Stated goal:
Find the lines below that contain the string "вывести". Copy each one.

(Extracted data entries)
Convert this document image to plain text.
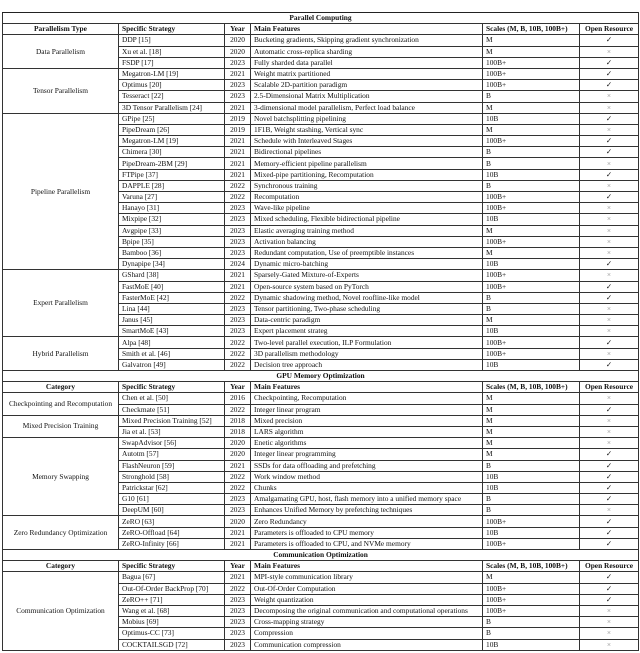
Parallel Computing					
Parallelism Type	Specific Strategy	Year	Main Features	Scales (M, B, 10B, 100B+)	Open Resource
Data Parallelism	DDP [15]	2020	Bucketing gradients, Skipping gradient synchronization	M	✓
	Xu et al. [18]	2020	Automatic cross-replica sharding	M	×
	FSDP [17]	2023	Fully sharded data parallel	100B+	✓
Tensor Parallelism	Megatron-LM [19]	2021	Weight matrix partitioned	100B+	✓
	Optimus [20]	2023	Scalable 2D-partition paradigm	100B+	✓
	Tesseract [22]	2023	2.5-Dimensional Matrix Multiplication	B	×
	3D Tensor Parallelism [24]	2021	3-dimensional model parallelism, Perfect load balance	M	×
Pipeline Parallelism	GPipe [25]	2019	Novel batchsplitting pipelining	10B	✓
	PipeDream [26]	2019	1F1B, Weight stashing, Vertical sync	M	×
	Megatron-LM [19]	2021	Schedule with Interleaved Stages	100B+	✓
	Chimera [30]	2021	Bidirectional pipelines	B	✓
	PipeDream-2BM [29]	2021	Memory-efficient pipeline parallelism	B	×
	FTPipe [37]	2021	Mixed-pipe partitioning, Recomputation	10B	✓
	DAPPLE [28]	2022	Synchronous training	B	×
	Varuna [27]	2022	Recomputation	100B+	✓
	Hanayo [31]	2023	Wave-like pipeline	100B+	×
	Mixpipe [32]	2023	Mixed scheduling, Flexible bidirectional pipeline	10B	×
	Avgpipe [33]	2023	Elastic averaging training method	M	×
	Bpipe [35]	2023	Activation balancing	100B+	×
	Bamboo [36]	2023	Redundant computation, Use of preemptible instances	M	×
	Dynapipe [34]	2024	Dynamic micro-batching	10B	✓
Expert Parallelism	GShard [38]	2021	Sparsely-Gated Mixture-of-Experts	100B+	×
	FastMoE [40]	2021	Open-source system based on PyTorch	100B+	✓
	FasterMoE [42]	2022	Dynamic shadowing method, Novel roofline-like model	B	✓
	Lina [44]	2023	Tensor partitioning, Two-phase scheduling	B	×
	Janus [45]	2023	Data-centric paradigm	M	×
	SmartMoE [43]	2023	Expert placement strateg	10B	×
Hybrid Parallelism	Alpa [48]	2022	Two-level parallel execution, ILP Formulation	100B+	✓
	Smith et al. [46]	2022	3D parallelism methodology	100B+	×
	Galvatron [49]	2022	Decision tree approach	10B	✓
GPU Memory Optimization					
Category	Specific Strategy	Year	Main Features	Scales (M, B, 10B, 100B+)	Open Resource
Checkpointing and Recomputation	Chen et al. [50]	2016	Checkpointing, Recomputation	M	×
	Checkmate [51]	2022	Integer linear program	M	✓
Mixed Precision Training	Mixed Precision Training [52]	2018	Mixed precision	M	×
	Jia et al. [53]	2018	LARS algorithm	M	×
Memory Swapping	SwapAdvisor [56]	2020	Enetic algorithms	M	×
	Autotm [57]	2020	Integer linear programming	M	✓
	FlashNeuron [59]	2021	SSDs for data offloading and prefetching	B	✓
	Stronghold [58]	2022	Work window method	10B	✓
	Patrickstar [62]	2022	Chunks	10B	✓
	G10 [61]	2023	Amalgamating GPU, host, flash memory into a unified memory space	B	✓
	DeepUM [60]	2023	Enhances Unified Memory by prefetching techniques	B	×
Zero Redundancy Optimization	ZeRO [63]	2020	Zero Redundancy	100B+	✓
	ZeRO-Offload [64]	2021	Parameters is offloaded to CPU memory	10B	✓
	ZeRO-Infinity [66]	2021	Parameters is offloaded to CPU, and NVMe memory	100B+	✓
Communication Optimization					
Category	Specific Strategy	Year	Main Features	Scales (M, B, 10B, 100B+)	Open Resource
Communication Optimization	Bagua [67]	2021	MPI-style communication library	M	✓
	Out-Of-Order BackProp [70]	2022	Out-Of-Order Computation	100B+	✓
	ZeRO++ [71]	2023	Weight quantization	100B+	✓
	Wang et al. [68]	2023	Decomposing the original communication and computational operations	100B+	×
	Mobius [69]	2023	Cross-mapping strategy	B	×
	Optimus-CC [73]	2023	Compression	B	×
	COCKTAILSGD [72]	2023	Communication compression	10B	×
---
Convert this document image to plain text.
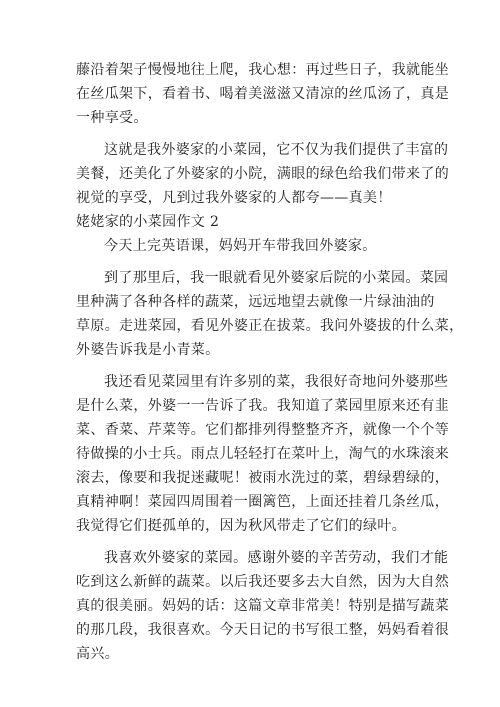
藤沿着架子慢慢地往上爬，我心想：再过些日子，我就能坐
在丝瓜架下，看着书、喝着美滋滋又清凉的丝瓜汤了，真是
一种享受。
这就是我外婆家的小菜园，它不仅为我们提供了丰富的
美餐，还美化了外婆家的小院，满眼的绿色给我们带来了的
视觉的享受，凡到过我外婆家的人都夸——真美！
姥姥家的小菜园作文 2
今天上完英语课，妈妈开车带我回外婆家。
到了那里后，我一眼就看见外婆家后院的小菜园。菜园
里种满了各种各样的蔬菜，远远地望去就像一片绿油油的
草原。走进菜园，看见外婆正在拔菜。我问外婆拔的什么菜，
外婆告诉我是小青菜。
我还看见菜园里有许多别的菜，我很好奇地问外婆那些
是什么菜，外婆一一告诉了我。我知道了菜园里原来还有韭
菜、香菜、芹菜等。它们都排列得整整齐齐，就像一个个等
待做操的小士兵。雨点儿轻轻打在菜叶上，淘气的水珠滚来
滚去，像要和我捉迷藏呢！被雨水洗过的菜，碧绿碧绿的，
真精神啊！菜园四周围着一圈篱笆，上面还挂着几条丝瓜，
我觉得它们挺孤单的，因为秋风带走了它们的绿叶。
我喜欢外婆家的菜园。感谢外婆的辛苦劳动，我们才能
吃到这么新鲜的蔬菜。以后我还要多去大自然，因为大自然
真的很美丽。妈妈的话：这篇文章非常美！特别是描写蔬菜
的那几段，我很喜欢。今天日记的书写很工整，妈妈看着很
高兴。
* * *
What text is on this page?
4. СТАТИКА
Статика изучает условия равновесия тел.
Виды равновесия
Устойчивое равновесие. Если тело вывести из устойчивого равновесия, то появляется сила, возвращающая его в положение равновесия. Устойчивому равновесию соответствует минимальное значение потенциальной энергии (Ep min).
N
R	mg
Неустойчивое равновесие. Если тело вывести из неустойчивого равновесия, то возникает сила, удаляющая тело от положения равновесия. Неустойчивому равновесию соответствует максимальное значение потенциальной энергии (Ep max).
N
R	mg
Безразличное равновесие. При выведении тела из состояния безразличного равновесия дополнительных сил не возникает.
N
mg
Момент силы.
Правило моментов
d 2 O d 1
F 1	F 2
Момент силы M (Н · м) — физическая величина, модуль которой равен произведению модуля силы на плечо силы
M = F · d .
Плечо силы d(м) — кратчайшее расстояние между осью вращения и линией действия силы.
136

Complete output:
Устойчивое равновесие. Если тело вывести из устойчивого равновесия, то появляется сила, возвращающая его в положение равновесия. Устойчивому равновесию соответствует минимальное значение потенциальной энергии (Ep min).
Неустойчивое равновесие. Если тело вывести из неустойчивого равновесия, то возникает сила, удаляющая тело от положения равновесия. Неустойчивому равновесию соответствует максимальное значение потенциальной энергии (Ep max).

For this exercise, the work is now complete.